**To be done**
Read the listing and extract each line that includes the word "gitmek".

**Supplied material**
____

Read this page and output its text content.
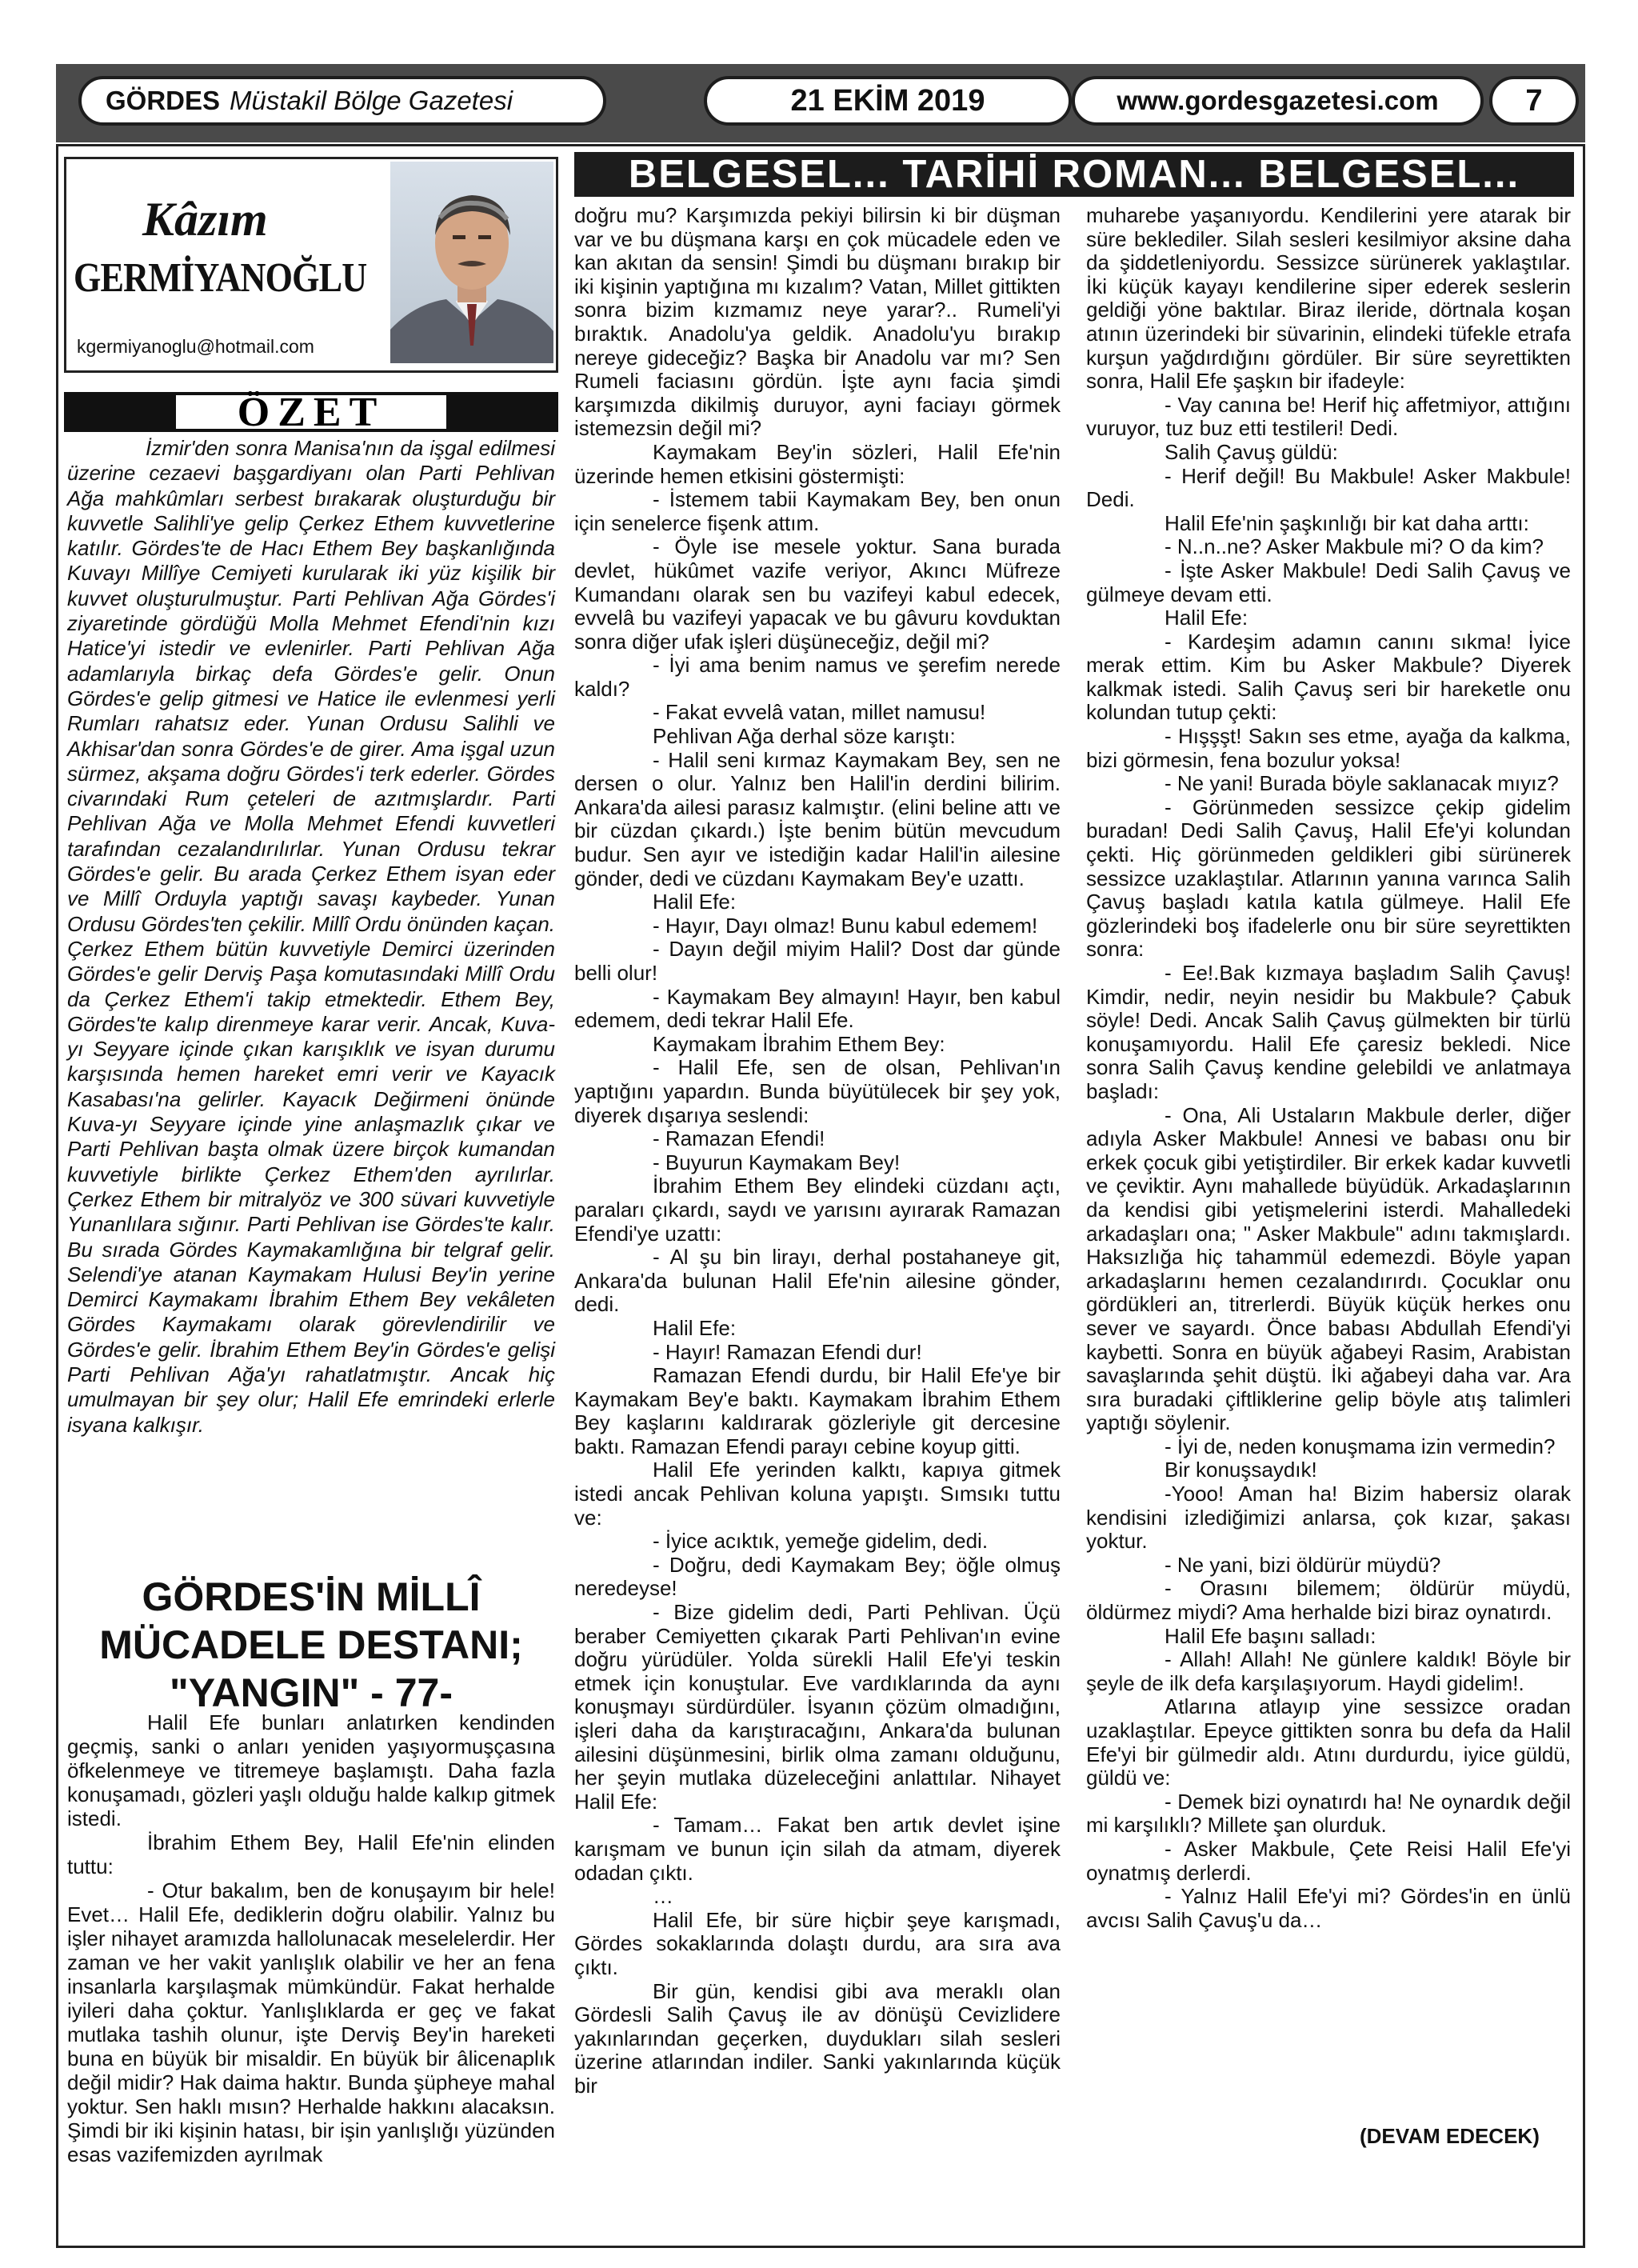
GÖRDES Müstakil Bölge Gazetesi	21 EKİM 2019	www.gordesgazetesi.com	7
Kâzım
GERMİYANOĞLU
kgermiyanoglu@hotmail.com
ÖZET

İzmir'den sonra Manisa'nın da işgal edilmesi üzerine cezaevi başgardiyanı olan Parti Pehlivan Ağa mahkûmları serbest bırakarak oluşturduğu bir kuvvetle Salihli'ye gelip Çerkez Ethem kuvvetlerine katılır. Gördes'te de Hacı Ethem Bey başkanlığında Kuvayı Millîye Cemiyeti kurularak iki yüz kişilik bir kuvvet oluşturulmuştur. Parti Pehlivan Ağa Gördes'i ziyaretinde gördüğü Molla Mehmet Efendi'nin kızı Hatice'yi istedir ve evlenirler. Parti Pehlivan Ağa adamlarıyla birkaç defa Gördes'e gelir. Onun Gördes'e gelip gitmesi ve Hatice ile evlenmesi yerli Rumları rahatsız eder. Yunan Ordusu Salihli ve Akhisar'dan sonra Gördes'e de girer. Ama işgal uzun sürmez, akşama doğru Gördes'i terk ederler. Gördes civarındaki Rum çeteleri de azıtmışlardır. Parti Pehlivan Ağa ve Molla Mehmet Efendi kuvvetleri tarafından cezalandırılırlar. Yunan Ordusu tekrar Gördes'e gelir. Bu arada Çerkez Ethem isyan eder ve Millî Orduyla yaptığı savaşı kaybeder. Yunan Ordusu Gördes'ten çekilir. Millî Ordu önünden kaçan. Çerkez Ethem bütün kuvvetiyle Demirci üzerinden Gördes'e gelir Derviş Paşa komutasındaki Millî Ordu da Çerkez Ethem'i takip etmektedir. Ethem Bey, Gördes'te kalıp direnmeye karar verir. Ancak, Kuva-yı Seyyare içinde çıkan karışıklık ve isyan durumu karşısında hemen hareket emri verir ve Kayacık Kasabası'na gelirler. Kayacık Değirmeni önünde Kuva-yı Seyyare içinde yine anlaşmazlık çıkar ve Parti Pehlivan başta olmak üzere birçok kumandan kuvvetiyle birlikte Çerkez Ethem'den ayrılırlar. Çerkez Ethem bir mitralyöz ve 300 süvari kuvvetiyle Yunanlılara sığınır. Parti Pehlivan ise Gördes'te kalır. Bu sırada Gördes Kaymakamlığına bir telgraf gelir. Selendi'ye atanan Kaymakam Hulusi Bey'in yerine Demirci Kaymakamı İbrahim Ethem Bey vekâleten Gördes Kaymakamı olarak görevlendirilir ve Gördes'e gelir. İbrahim Ethem Bey'in Gördes'e gelişi Parti Pehlivan Ağa'yı rahatlatmıştır. Ancak hiç umulmayan bir şey olur; Halil Efe emrindeki erlerle isyana kalkışır.

GÖRDES'İN MİLLÎ
MÜCADELE DESTANI;
"YANGIN" - 77-

Halil Efe bunları anlatırken kendinden geçmiş, sanki o anları yeniden yaşıyormuşçasına öfkelenmeye ve titremeye başlamıştı. Daha fazla konuşamadı, gözleri yaşlı olduğu halde kalkıp gitmek istedi.

İbrahim Ethem Bey, Halil Efe'nin elinden tuttu:

- Otur bakalım, ben de konuşayım bir hele! Evet… Halil Efe, dediklerin doğru olabilir. Yalnız bu işler nihayet aramızda hallolunacak meselelerdir. Her zaman ve her vakit yanlışlık olabilir ve her an fena insanlarla karşılaşmak mümkündür. Fakat herhalde iyileri daha çoktur. Yanlışlıklarda er geç ve fakat mutlaka tashih olunur, işte Derviş Bey'in hareketi buna en büyük bir misaldir. En büyük bir âlicenaplık değil midir? Hak daima haktır. Bunda şüpheye mahal yoktur. Sen haklı mısın? Herhalde hakkını alacaksın. Şimdi bir iki kişinin hatası, bir işin yanlışlığı yüzünden esas vazifemizden ayrılmak

BELGESEL... TARİHİ ROMAN... BELGESEL...

doğru mu? Karşımızda pekiyi bilirsin ki bir düşman var ve bu düşmana karşı en çok mücadele eden ve kan akıtan da sensin! Şimdi bu düşmanı bırakıp bir iki kişinin yaptığına mı kızalım? Vatan, Millet gittikten sonra bizim kızmamız neye yarar?.. Rumeli'yi bıraktık. Anadolu'ya geldik. Anadolu'yu bırakıp nereye gideceğiz? Başka bir Anadolu var mı? Sen Rumeli faciasını gördün. İşte aynı facia şimdi karşımızda dikilmiş duruyor, ayni faciayı görmek istemezsin değil mi?

Kaymakam Bey'in sözleri, Halil Efe'nin üzerinde hemen etkisini göstermişti:

- İstemem tabii Kaymakam Bey, ben onun için senelerce fişenk attım.

- Öyle ise mesele yoktur. Sana burada devlet, hükûmet vazife veriyor, Akıncı Müfreze Kumandanı olarak sen bu vazifeyi kabul edecek, evvelâ bu vazifeyi yapacak ve bu gâvuru kovduktan sonra diğer ufak işleri düşüneceğiz, değil mi?

- İyi ama benim namus ve şerefim nerede kaldı?

- Fakat evvelâ vatan, millet namusu!

Pehlivan Ağa derhal söze karıştı:

- Halil seni kırmaz Kaymakam Bey, sen ne dersen o olur. Yalnız ben Halil'in derdini bilirim. Ankara'da ailesi parasız kalmıştır. (elini beline attı ve bir cüzdan çıkardı.) İşte benim bütün mevcudum budur. Sen ayır ve istediğin kadar Halil'in ailesine gönder, dedi ve cüzdanı Kaymakam Bey'e uzattı.

Halil Efe:

- Hayır, Dayı olmaz! Bunu kabul edemem!

- Dayın değil miyim Halil? Dost dar günde belli olur!

- Kaymakam Bey almayın! Hayır, ben kabul edemem, dedi tekrar Halil Efe.

Kaymakam İbrahim Ethem Bey:

- Halil Efe, sen de olsan, Pehlivan'ın yaptığını yapardın. Bunda büyütülecek bir şey yok, diyerek dışarıya seslendi:

- Ramazan Efendi!

- Buyurun Kaymakam Bey!

İbrahim Ethem Bey elindeki cüzdanı açtı, paraları çıkardı, saydı ve yarısını ayırarak Ramazan Efendi'ye uzattı:

- Al şu bin lirayı, derhal postahaneye git, Ankara'da bulunan Halil Efe'nin ailesine gönder, dedi.

Halil Efe:

- Hayır! Ramazan Efendi dur!

Ramazan Efendi durdu, bir Halil Efe'ye bir Kaymakam Bey'e baktı. Kaymakam İbrahim Ethem Bey kaşlarını kaldırarak gözleriyle git dercesine baktı. Ramazan Efendi parayı cebine koyup gitti.

Halil Efe yerinden kalktı, kapıya gitmek istedi ancak Pehlivan koluna yapıştı. Sımsıkı tuttu ve:

- İyice acıktık, yemeğe gidelim, dedi.

- Doğru, dedi Kaymakam Bey; öğle olmuş neredeyse!

- Bize gidelim dedi, Parti Pehlivan. Üçü beraber Cemiyetten çıkarak Parti Pehlivan'ın evine doğru yürüdüler. Yolda sürekli Halil Efe'yi teskin etmek için konuştular. Eve vardıklarında da aynı konuşmayı sürdürdüler. İsyanın çözüm olmadığını, işleri daha da karıştıracağını, Ankara'da bulunan ailesini düşünmesini, birlik olma zamanı olduğunu, her şeyin mutlaka düzeleceğini anlattılar. Nihayet Halil Efe:

- Tamam… Fakat ben artık devlet işine karışmam ve bunun için silah da atmam, diyerek odadan çıktı.

…

Halil Efe, bir süre hiçbir şeye karışmadı, Gördes sokaklarında dolaştı durdu, ara sıra ava çıktı.

Bir gün, kendisi gibi ava meraklı olan Gördesli Salih Çavuş ile av dönüşü Cevizlidere yakınlarından geçerken, duydukları silah sesleri üzerine atlarından indiler. Sanki yakınlarında küçük bir

muharebe yaşanıyordu. Kendilerini yere atarak bir süre beklediler. Silah sesleri kesilmiyor aksine daha da şiddetleniyordu. Sessizce sürünerek yaklaştılar. İki küçük kayayı kendilerine siper ederek seslerin geldiği yöne baktılar. Biraz ileride, dörtnala koşan atının üzerindeki bir süvarinin, elindeki tüfekle etrafa kurşun yağdırdığını gördüler. Bir süre seyrettikten sonra, Halil Efe şaşkın bir ifadeyle:

- Vay canına be! Herif hiç affetmiyor, attığını vuruyor, tuz buz etti testileri! Dedi.

Salih Çavuş güldü:

- Herif değil! Bu Makbule! Asker Makbule! Dedi.

Halil Efe'nin şaşkınlığı bir kat daha arttı:

- N..n..ne? Asker Makbule mi? O da kim?

- İşte Asker Makbule! Dedi Salih Çavuş ve gülmeye devam etti.

Halil Efe:

- Kardeşim adamın canını sıkma! İyice merak ettim. Kim bu Asker Makbule? Diyerek kalkmak istedi. Salih Çavuş seri bir hareketle onu kolundan tutup çekti:

- Hışşşt! Sakın ses etme, ayağa da kalkma, bizi görmesin, fena bozulur yoksa!

- Ne yani! Burada böyle saklanacak mıyız?

- Görünmeden sessizce çekip gidelim buradan! Dedi Salih Çavuş, Halil Efe'yi kolundan çekti. Hiç görünmeden geldikleri gibi sürünerek sessizce uzaklaştılar. Atlarının yanına varınca Salih Çavuş başladı katıla katıla gülmeye. Halil Efe gözlerindeki boş ifadelerle onu bir süre seyrettikten sonra:

- Ee!.Bak kızmaya başladım Salih Çavuş! Kimdir, nedir, neyin nesidir bu Makbule? Çabuk söyle! Dedi. Ancak Salih Çavuş gülmekten bir türlü konuşamıyordu. Halil Efe çaresiz bekledi. Nice sonra Salih Çavuş kendine gelebildi ve anlatmaya başladı:

- Ona, Ali Ustaların Makbule derler, diğer adıyla Asker Makbule! Annesi ve babası onu bir erkek çocuk gibi yetiştirdiler. Bir erkek kadar kuvvetli ve çeviktir. Aynı mahallede büyüdük. Arkadaşlarının da kendisi gibi yetişmelerini isterdi. Mahalledeki arkadaşları ona; " Asker Makbule" adını takmışlardı. Haksızlığa hiç tahammül edemezdi. Böyle yapan arkadaşlarını hemen cezalandırırdı. Çocuklar onu gördükleri an, titrerlerdi. Büyük küçük herkes onu sever ve sayardı. Önce babası Abdullah Efendi'yi kaybetti. Sonra en büyük ağabeyi Rasim, Arabistan savaşlarında şehit düştü. İki ağabeyi daha var. Ara sıra buradaki çiftliklerine gelip böyle atış talimleri yaptığı söylenir.

- İyi de, neden konuşmama izin vermedin?

Bir konuşsaydık!

-Yooo! Aman ha! Bizim habersiz olarak kendisini izlediğimizi anlarsa, çok kızar, şakası yoktur.

- Ne yani, bizi öldürür müydü?

- Orasını bilemem; öldürür müydü, öldürmez miydi? Ama herhalde bizi biraz oynatırdı.

Halil Efe başını salladı:

- Allah! Allah! Ne günlere kaldık! Böyle bir şeyle de ilk defa karşılaşıyorum. Haydi gidelim!.

Atlarına atlayıp yine sessizce oradan uzaklaştılar. Epeyce gittikten sonra bu defa da Halil Efe'yi bir gülmedir aldı. Atını durdurdu, iyice güldü, güldü ve:

- Demek bizi oynatırdı ha! Ne oynardık değil mi karşılıklı? Millete şan olurduk.

- Asker Makbule, Çete Reisi Halil Efe'yi oynatmış derlerdi.

- Yalnız Halil Efe'yi mi? Gördes'in en ünlü avcısı Salih Çavuş'u da…

(DEVAM EDECEK)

____

**Written answer**
Halil Efe bunları anlatırken kendinden geçmiş, sanki o anları yeniden yaşıyormuşçasına öfkelenmeye ve titremeye başlamıştı. Daha fazla konuşamadı, gözleri yaşlı olduğu halde kalkıp gitmek istedi.
Halil Efe yerinden kalktı, kapıya gitmek istedi ancak Pehlivan koluna yapıştı. Sımsıkı tuttu ve:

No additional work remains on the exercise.